**Given instruction**
Determine how many lines of the data below contain "Convert", then give only that number.

Information given start

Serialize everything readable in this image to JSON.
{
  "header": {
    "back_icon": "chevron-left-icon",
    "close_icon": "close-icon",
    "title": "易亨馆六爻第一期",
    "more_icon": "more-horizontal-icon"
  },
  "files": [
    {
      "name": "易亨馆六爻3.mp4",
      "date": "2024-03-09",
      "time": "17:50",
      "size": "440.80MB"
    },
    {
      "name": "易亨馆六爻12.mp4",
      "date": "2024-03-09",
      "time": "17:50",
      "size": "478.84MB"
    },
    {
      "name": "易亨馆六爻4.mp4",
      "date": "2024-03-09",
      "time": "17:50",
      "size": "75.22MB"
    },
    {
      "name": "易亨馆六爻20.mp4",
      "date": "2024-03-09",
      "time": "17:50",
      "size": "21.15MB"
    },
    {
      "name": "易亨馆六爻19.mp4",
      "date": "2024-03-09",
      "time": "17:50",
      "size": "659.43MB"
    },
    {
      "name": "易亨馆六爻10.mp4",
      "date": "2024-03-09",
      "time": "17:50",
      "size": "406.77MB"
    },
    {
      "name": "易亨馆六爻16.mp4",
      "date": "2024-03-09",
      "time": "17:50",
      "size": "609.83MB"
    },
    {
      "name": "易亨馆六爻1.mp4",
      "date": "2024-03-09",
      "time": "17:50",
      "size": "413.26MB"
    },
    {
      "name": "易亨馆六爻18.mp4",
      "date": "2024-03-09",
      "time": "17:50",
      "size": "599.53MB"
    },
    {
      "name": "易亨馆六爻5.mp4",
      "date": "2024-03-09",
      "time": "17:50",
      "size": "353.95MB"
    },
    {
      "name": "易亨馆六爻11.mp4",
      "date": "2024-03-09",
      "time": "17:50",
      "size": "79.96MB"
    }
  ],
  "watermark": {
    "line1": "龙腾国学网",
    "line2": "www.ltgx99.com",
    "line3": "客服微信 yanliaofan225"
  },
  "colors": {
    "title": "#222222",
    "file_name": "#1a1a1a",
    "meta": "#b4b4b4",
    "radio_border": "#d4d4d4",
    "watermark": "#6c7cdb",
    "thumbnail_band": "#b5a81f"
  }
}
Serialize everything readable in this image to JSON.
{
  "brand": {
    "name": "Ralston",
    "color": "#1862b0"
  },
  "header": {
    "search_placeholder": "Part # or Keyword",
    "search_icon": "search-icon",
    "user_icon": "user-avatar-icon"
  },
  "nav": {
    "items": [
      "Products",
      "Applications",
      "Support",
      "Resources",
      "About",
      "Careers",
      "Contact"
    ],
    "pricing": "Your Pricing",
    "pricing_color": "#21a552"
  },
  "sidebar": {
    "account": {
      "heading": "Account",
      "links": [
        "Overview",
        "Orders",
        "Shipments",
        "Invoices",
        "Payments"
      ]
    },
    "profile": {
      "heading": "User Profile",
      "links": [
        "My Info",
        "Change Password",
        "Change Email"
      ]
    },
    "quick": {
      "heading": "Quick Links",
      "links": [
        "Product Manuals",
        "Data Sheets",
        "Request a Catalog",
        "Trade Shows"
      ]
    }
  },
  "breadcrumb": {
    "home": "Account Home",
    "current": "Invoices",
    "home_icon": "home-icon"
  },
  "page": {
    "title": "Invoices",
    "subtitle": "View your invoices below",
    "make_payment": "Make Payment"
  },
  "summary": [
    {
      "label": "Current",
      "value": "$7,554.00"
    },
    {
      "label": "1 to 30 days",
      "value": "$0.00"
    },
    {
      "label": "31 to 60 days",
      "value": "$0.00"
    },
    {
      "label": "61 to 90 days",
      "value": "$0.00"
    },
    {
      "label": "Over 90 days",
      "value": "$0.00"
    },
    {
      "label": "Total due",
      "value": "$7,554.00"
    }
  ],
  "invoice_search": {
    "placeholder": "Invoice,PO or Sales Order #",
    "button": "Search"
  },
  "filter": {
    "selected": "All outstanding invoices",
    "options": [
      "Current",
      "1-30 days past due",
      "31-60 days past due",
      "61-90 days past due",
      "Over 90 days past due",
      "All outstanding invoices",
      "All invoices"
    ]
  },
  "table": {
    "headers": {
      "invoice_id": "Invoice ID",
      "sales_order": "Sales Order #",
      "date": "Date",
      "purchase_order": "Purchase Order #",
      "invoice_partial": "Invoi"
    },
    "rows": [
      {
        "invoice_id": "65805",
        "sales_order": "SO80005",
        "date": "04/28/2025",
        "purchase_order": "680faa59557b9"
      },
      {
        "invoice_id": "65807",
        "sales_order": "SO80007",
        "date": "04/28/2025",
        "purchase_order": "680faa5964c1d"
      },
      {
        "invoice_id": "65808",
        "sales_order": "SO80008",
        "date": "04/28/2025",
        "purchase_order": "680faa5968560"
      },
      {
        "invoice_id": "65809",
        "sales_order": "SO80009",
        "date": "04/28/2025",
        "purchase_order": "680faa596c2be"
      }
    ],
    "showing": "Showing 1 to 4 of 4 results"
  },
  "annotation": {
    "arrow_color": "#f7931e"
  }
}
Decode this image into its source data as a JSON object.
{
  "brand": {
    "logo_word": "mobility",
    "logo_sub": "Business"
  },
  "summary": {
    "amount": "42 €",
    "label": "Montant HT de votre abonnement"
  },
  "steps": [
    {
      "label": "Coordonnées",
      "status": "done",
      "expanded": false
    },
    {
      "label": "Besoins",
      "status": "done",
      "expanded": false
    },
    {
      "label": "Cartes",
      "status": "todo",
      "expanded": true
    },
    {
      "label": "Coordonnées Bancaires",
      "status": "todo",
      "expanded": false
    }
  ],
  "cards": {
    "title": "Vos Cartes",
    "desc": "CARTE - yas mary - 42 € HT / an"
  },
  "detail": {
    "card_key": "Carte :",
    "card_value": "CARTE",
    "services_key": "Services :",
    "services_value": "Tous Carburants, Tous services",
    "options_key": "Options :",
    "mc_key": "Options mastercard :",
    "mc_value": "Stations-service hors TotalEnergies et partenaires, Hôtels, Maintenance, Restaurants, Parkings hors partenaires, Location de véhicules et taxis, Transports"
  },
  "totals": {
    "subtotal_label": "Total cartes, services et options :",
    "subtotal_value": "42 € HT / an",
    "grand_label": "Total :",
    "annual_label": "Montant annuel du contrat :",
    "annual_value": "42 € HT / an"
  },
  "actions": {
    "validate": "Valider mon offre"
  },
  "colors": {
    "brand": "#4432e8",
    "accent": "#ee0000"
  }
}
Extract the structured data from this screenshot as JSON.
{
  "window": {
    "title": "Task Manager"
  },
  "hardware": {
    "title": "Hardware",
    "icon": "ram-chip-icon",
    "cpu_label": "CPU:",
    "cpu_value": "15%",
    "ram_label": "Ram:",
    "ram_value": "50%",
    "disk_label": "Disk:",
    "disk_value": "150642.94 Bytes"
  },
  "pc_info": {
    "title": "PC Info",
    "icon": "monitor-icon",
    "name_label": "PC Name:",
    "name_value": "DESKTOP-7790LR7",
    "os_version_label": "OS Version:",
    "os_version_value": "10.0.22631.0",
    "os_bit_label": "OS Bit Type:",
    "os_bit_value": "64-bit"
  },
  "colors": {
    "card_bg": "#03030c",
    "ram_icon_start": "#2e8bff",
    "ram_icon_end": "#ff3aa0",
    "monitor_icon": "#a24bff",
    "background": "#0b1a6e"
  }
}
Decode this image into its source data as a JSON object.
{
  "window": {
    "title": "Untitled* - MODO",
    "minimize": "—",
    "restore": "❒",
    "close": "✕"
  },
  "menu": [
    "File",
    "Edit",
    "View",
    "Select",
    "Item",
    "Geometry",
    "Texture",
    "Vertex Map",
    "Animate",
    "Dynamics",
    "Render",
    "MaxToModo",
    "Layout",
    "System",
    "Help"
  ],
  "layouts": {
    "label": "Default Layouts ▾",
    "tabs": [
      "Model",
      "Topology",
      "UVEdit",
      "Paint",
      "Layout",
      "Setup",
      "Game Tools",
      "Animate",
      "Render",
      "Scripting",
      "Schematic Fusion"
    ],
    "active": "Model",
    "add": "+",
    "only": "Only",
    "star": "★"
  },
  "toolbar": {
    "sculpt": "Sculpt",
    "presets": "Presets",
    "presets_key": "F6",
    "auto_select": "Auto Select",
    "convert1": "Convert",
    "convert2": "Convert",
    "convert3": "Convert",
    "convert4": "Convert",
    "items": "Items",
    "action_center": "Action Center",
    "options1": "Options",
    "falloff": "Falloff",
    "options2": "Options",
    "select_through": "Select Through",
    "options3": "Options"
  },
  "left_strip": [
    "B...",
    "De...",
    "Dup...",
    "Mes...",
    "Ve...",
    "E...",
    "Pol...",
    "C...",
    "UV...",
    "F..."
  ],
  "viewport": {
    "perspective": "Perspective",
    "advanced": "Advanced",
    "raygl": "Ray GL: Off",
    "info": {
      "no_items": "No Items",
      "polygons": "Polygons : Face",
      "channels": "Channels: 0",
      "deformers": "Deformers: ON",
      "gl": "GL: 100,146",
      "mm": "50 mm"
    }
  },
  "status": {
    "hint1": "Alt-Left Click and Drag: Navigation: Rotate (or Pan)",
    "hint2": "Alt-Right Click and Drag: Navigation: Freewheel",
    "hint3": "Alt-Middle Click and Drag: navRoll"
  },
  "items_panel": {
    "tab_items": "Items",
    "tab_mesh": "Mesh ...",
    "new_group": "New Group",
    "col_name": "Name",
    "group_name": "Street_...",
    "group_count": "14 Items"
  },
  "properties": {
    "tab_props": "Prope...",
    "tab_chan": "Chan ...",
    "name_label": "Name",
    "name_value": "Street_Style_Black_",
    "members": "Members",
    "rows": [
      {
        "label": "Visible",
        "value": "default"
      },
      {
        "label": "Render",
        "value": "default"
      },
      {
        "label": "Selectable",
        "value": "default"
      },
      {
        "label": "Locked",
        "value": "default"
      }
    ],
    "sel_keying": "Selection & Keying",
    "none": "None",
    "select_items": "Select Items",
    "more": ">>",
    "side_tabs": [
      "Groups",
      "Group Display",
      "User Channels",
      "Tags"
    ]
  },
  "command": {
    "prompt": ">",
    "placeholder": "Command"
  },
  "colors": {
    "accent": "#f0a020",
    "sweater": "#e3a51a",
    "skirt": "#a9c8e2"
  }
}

Information given end

**Problem solution**
4